▶ [GIVEN REQUEST]: Filter this data down to the lines that hold "name", and copy them.

━━━━━ DATA TO USE

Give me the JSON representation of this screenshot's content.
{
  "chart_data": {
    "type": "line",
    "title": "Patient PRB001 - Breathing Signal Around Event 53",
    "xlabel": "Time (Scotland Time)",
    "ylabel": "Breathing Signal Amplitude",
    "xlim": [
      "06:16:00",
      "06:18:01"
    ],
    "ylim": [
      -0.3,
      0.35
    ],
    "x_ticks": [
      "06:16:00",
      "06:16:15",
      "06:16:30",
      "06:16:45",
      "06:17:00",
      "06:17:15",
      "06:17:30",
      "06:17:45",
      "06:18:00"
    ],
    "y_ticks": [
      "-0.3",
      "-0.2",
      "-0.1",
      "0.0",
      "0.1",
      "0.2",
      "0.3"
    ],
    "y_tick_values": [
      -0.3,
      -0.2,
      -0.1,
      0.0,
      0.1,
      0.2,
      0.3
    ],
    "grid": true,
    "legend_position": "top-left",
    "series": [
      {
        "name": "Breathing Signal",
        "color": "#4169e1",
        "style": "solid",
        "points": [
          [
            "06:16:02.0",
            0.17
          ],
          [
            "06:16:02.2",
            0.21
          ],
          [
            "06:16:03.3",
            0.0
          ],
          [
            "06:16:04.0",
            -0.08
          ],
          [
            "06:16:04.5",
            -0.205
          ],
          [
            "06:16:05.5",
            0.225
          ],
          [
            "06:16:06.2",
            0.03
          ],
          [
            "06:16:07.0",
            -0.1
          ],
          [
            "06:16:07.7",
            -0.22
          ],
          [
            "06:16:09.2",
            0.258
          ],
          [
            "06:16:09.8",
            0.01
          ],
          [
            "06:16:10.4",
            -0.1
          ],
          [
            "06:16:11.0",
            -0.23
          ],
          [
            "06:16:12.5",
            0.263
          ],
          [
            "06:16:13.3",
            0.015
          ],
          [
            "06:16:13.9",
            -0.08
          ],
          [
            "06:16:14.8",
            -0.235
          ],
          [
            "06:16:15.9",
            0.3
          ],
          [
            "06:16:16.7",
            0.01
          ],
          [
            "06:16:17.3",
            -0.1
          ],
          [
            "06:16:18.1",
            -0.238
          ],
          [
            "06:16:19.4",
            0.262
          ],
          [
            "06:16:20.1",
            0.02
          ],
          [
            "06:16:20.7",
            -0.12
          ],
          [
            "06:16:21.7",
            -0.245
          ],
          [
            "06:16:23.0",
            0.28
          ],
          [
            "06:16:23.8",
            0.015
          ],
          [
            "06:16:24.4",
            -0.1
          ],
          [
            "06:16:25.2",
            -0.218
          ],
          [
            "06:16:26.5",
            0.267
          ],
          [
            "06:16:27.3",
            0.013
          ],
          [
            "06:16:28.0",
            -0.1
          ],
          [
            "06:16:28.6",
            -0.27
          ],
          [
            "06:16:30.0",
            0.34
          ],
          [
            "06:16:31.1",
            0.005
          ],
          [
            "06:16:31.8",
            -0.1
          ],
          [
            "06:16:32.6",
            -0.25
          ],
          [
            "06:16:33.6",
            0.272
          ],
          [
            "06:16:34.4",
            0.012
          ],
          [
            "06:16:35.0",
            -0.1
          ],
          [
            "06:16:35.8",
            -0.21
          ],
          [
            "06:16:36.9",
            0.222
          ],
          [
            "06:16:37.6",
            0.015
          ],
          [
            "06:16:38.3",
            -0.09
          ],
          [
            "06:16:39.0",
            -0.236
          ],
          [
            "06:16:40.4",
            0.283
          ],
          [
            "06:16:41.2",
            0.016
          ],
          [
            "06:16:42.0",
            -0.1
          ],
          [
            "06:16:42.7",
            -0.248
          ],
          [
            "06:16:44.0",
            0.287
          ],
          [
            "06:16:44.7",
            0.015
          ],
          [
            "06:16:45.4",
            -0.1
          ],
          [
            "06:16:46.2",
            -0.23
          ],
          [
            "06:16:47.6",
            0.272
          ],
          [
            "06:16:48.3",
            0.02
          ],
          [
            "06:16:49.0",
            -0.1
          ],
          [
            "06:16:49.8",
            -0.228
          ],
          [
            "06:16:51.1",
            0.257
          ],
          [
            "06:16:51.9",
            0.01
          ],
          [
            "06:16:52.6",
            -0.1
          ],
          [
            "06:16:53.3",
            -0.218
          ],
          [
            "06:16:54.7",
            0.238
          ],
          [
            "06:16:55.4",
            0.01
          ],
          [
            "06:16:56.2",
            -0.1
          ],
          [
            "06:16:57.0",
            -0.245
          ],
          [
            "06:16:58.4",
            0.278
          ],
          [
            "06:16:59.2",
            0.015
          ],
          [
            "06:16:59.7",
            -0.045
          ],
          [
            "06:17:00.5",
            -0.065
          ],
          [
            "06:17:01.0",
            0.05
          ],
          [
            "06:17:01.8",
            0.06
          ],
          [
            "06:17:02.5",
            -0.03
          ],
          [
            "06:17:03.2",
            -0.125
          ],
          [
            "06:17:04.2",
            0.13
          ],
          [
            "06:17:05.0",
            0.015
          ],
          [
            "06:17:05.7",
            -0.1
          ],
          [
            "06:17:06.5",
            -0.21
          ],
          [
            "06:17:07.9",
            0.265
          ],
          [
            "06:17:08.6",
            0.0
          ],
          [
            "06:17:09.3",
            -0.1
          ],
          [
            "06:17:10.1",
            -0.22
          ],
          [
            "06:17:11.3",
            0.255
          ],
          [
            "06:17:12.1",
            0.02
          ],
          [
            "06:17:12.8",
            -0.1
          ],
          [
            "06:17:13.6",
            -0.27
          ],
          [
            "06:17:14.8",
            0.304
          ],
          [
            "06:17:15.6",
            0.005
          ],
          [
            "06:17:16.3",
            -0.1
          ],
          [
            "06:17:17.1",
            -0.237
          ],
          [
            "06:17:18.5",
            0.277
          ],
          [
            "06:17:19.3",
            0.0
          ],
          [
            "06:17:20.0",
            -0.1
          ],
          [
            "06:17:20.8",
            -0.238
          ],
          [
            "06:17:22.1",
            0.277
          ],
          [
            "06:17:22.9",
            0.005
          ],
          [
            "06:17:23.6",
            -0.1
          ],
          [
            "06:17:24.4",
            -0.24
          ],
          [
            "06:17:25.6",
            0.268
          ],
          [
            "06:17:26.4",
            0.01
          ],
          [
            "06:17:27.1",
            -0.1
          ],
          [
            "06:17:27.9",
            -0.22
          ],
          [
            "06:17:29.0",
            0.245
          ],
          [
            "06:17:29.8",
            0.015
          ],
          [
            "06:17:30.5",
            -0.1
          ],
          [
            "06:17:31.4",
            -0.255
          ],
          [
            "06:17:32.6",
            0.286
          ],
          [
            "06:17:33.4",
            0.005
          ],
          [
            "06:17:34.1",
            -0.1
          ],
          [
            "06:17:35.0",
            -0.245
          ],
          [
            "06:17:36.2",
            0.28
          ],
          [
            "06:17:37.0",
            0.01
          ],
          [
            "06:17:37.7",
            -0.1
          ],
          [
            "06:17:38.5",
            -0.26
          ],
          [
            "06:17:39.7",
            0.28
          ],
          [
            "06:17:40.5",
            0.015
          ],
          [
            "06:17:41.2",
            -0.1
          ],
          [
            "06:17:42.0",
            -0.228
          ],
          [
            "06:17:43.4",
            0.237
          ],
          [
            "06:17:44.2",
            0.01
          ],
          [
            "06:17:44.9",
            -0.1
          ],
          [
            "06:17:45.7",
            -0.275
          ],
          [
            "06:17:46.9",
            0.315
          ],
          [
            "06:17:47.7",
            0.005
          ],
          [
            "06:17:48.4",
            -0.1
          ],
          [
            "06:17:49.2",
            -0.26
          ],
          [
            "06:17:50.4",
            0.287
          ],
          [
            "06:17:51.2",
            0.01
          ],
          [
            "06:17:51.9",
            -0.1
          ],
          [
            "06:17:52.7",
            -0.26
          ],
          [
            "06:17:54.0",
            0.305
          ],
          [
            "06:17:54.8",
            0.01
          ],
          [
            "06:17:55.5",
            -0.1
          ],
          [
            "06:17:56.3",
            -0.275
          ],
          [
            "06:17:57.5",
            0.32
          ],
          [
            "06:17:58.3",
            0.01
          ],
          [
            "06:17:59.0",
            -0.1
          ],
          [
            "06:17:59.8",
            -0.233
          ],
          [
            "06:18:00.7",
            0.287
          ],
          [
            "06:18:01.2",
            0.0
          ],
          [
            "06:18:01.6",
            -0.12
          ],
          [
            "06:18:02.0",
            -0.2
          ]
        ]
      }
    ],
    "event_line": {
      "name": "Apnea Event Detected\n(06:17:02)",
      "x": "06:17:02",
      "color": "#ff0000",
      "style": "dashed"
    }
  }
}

━━━━━━━━━━

▶ [RESULT OF THIS TASK]:
        "name": "Breathing Signal",
      "name": "Apnea Event Detected\n(06:17:02)",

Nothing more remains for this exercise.